_Your objective:_
Count the lines below that contain the word "document", and give only that number.

_Records for the task:_
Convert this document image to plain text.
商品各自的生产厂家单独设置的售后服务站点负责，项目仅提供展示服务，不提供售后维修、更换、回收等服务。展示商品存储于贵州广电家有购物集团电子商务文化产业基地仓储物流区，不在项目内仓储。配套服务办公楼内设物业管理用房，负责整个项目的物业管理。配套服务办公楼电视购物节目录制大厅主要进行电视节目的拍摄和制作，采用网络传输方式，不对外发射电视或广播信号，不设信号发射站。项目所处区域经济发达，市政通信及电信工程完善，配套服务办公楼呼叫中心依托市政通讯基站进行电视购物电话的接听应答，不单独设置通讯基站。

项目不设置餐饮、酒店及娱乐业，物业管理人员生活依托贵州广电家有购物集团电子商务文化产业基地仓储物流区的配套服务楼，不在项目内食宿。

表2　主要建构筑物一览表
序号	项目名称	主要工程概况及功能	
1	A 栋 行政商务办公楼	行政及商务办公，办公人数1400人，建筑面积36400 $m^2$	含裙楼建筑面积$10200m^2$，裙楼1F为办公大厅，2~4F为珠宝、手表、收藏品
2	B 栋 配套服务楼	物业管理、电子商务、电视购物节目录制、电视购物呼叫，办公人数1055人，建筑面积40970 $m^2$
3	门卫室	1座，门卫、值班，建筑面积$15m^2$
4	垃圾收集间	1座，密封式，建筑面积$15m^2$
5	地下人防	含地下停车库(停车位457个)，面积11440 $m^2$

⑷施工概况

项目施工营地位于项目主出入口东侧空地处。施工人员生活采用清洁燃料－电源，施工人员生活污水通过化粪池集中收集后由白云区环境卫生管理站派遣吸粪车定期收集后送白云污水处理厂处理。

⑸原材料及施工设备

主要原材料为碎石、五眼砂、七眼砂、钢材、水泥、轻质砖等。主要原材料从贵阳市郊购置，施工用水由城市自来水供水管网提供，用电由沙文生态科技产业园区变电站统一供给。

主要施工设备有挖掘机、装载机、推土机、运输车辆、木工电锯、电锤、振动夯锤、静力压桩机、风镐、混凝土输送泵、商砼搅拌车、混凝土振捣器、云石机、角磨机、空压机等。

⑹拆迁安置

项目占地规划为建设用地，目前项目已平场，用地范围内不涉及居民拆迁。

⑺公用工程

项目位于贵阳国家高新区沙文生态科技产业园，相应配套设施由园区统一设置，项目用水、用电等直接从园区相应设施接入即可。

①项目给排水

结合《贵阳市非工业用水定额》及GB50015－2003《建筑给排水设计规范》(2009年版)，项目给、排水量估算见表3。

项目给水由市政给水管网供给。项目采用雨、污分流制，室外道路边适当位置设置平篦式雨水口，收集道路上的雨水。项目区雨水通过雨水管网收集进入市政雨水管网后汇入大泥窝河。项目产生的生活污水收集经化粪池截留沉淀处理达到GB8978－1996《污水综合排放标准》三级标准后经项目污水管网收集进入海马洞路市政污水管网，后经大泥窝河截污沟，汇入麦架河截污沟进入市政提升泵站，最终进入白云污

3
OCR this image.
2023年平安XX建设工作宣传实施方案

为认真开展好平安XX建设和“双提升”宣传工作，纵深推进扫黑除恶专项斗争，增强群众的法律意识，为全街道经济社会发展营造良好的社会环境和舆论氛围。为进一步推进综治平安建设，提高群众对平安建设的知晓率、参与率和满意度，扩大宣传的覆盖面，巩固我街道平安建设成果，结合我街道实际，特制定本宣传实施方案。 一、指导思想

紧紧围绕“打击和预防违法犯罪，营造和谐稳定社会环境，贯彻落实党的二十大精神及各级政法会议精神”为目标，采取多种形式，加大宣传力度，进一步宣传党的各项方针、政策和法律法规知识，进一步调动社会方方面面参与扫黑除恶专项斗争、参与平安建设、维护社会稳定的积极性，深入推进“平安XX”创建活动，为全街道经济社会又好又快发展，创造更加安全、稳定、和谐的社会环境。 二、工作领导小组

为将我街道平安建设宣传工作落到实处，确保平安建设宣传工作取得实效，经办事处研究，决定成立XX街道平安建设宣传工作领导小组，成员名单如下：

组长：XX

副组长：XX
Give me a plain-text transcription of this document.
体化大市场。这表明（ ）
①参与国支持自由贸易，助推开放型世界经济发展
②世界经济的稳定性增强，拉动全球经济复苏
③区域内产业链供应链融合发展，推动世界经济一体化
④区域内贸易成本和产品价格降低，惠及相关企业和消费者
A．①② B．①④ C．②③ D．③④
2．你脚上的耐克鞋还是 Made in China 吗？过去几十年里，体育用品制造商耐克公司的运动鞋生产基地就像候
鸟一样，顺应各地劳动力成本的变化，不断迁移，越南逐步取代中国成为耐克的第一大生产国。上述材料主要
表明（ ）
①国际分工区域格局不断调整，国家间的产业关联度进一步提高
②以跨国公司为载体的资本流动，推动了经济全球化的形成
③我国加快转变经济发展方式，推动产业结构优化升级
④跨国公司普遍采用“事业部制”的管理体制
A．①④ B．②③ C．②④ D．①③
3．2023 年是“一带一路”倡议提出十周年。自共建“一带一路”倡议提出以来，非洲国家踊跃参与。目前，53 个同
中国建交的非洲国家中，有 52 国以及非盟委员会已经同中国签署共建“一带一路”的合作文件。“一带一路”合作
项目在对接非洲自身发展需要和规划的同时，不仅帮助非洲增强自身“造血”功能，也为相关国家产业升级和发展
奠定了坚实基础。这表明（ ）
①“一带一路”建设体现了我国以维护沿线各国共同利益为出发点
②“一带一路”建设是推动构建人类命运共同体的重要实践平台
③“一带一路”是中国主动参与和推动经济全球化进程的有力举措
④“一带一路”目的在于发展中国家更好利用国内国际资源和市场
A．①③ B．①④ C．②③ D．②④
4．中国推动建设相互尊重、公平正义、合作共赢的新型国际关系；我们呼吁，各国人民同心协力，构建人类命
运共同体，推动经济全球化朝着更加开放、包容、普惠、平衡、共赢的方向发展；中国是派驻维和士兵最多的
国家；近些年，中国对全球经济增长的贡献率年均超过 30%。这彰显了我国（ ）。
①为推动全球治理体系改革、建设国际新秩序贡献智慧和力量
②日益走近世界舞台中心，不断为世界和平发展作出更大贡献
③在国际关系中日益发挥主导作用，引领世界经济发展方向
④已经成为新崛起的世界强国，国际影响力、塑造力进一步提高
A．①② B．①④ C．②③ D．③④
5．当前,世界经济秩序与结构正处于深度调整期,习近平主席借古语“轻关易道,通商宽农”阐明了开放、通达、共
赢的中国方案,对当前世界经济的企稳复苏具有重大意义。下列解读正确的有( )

_Solution for this task:_
2